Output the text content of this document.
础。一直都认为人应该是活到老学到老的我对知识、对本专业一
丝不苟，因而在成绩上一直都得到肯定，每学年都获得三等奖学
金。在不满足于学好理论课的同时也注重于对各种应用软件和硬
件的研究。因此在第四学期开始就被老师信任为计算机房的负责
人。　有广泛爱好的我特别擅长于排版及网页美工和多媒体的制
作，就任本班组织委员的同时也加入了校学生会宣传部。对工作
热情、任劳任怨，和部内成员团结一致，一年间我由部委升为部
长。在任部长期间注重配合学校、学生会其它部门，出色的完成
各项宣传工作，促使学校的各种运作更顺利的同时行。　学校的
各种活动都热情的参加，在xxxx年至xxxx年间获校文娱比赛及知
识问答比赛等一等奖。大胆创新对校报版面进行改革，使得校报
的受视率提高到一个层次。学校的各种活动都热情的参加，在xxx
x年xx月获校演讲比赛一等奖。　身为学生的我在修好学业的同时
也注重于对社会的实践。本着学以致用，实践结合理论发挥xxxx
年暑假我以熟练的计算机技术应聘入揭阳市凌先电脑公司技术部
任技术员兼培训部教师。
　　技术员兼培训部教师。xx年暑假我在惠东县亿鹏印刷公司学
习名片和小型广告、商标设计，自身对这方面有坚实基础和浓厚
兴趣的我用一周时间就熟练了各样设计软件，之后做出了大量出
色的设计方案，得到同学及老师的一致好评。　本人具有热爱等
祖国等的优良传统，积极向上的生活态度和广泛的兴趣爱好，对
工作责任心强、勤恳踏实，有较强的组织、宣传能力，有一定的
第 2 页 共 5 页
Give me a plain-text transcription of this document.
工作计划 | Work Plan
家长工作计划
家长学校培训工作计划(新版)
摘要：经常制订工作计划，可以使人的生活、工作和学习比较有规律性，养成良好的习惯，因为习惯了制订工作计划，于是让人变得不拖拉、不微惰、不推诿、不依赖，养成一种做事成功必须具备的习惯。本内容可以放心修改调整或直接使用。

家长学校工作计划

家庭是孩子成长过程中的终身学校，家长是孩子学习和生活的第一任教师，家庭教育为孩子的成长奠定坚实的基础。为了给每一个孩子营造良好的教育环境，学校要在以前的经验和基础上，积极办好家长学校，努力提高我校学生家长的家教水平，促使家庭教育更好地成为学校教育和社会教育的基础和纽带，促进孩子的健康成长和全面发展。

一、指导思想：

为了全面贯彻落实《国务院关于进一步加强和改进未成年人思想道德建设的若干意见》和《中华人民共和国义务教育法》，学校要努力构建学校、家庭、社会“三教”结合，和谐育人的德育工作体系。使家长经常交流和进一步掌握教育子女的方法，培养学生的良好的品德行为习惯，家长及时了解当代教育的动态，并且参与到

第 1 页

-*-*-

# Exercise brief:
Reproduce all of the material above word for word.

# Exercise output:
Output the text content of this document.
础。一直都认为人应该是活到老学到老的我对知识、对本专业一
丝不苟，因而在成绩上一直都得到肯定，每学年都获得三等奖学
金。在不满足于学好理论课的同时也注重于对各种应用软件和硬
件的研究。因此在第四学期开始就被老师信任为计算机房的负责
人。　有广泛爱好的我特别擅长于排版及网页美工和多媒体的制
作，就任本班组织委员的同时也加入了校学生会宣传部。对工作
热情、任劳任怨，和部内成员团结一致，一年间我由部委升为部
长。在任部长期间注重配合学校、学生会其它部门，出色的完成
各项宣传工作，促使学校的各种运作更顺利的同时行。　学校的
各种活动都热情的参加，在xxxx年至xxxx年间获校文娱比赛及知
识问答比赛等一等奖。大胆创新对校报版面进行改革，使得校报
的受视率提高到一个层次。学校的各种活动都热情的参加，在xxx
x年xx月获校演讲比赛一等奖。　身为学生的我在修好学业的同时
也注重于对社会的实践。本着学以致用，实践结合理论发挥xxxx
年暑假我以熟练的计算机技术应聘入揭阳市凌先电脑公司技术部
任技术员兼培训部教师。
　　技术员兼培训部教师。xx年暑假我在惠东县亿鹏印刷公司学
习名片和小型广告、商标设计，自身对这方面有坚实基础和浓厚
兴趣的我用一周时间就熟练了各样设计软件，之后做出了大量出
色的设计方案，得到同学及老师的一致好评。　本人具有热爱等
祖国等的优良传统，积极向上的生活态度和广泛的兴趣爱好，对
工作责任心强、勤恳踏实，有较强的组织、宣传能力，有一定的
第 2 页 共 5 页
Give me a plain-text transcription of this document.
工作计划 | Work Plan
家长工作计划
家长学校培训工作计划(新版)
摘要：经常制订工作计划，可以使人的生活、工作和学习比较有规律性，养成良好的习惯，因为习惯了制订工作计划，于是让人变得不拖拉、不微惰、不推诿、不依赖，养成一种做事成功必须具备的习惯。本内容可以放心修改调整或直接使用。

家长学校工作计划

家庭是孩子成长过程中的终身学校，家长是孩子学习和生活的第一任教师，家庭教育为孩子的成长奠定坚实的基础。为了给每一个孩子营造良好的教育环境，学校要在以前的经验和基础上，积极办好家长学校，努力提高我校学生家长的家教水平，促使家庭教育更好地成为学校教育和社会教育的基础和纽带，促进孩子的健康成长和全面发展。

一、指导思想：

为了全面贯彻落实《国务院关于进一步加强和改进未成年人思想道德建设的若干意见》和《中华人民共和国义务教育法》，学校要努力构建学校、家庭、社会“三教”结合，和谐育人的德育工作体系。使家长经常交流和进一步掌握教育子女的方法，培养学生的良好的品德行为习惯，家长及时了解当代教育的动态，并且参与到

第 1 页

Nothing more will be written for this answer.